Aim of the exercise:
Show only lines that include "this".

--------------------

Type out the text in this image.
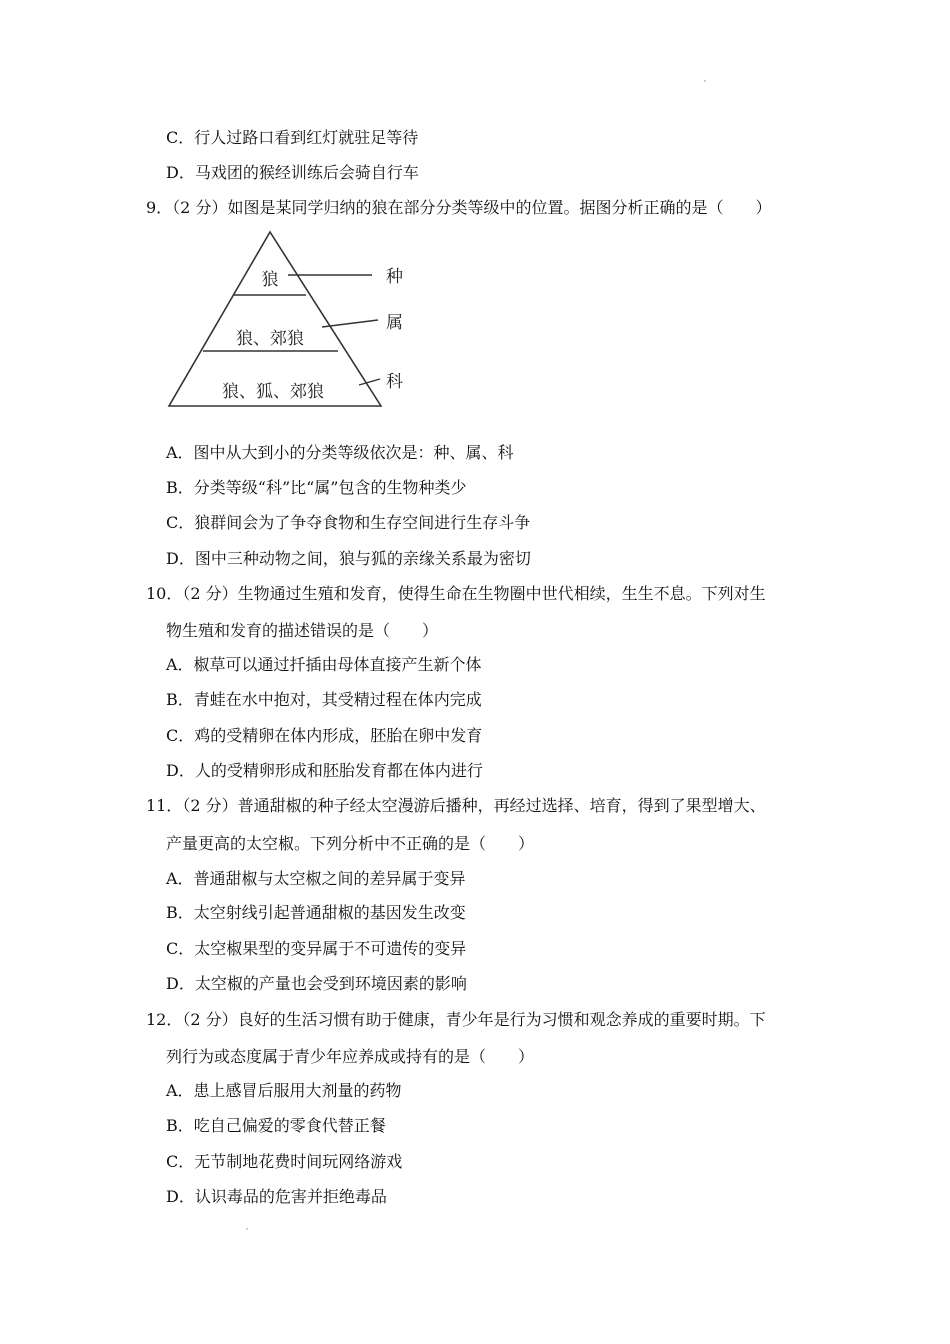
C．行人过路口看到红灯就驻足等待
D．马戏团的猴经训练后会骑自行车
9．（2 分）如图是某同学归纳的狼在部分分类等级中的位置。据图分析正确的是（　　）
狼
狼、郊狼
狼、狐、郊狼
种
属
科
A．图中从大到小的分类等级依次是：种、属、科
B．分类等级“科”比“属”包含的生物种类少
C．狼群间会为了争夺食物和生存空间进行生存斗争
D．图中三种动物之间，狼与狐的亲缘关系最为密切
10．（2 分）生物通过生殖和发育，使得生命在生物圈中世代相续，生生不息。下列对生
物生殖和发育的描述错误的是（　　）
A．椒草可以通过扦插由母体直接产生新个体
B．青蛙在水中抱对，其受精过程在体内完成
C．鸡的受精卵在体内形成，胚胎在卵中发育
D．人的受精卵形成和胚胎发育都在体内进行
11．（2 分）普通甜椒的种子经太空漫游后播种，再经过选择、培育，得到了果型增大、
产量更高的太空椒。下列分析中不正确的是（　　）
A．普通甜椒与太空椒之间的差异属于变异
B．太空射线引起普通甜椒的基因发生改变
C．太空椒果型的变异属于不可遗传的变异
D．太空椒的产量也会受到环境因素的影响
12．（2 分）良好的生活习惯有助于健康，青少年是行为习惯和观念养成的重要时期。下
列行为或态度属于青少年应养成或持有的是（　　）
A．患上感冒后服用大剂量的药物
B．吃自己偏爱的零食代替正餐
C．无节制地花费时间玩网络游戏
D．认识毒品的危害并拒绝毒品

--------------------

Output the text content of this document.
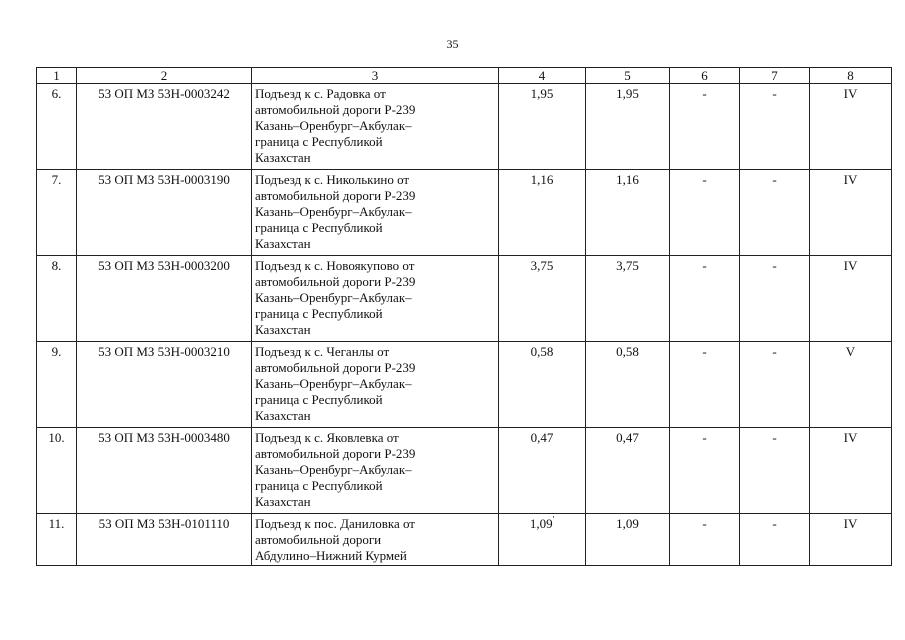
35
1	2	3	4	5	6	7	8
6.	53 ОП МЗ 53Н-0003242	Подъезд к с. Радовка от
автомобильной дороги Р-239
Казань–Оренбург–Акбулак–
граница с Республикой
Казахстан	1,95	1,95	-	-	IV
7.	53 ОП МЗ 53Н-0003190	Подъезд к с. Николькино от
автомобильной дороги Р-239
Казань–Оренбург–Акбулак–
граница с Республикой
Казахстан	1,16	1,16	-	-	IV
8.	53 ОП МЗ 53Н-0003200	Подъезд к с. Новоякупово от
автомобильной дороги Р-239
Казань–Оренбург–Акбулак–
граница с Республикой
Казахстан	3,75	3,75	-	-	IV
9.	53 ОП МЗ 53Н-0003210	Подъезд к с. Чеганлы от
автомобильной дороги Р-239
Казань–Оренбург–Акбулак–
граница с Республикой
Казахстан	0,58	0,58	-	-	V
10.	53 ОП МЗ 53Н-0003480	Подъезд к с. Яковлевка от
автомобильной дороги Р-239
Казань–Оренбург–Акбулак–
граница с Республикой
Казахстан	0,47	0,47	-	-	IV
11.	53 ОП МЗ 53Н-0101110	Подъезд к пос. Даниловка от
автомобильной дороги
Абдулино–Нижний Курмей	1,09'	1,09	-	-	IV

--------------------

Worked solution:
Type out the text in this image.
Output the text content of this document.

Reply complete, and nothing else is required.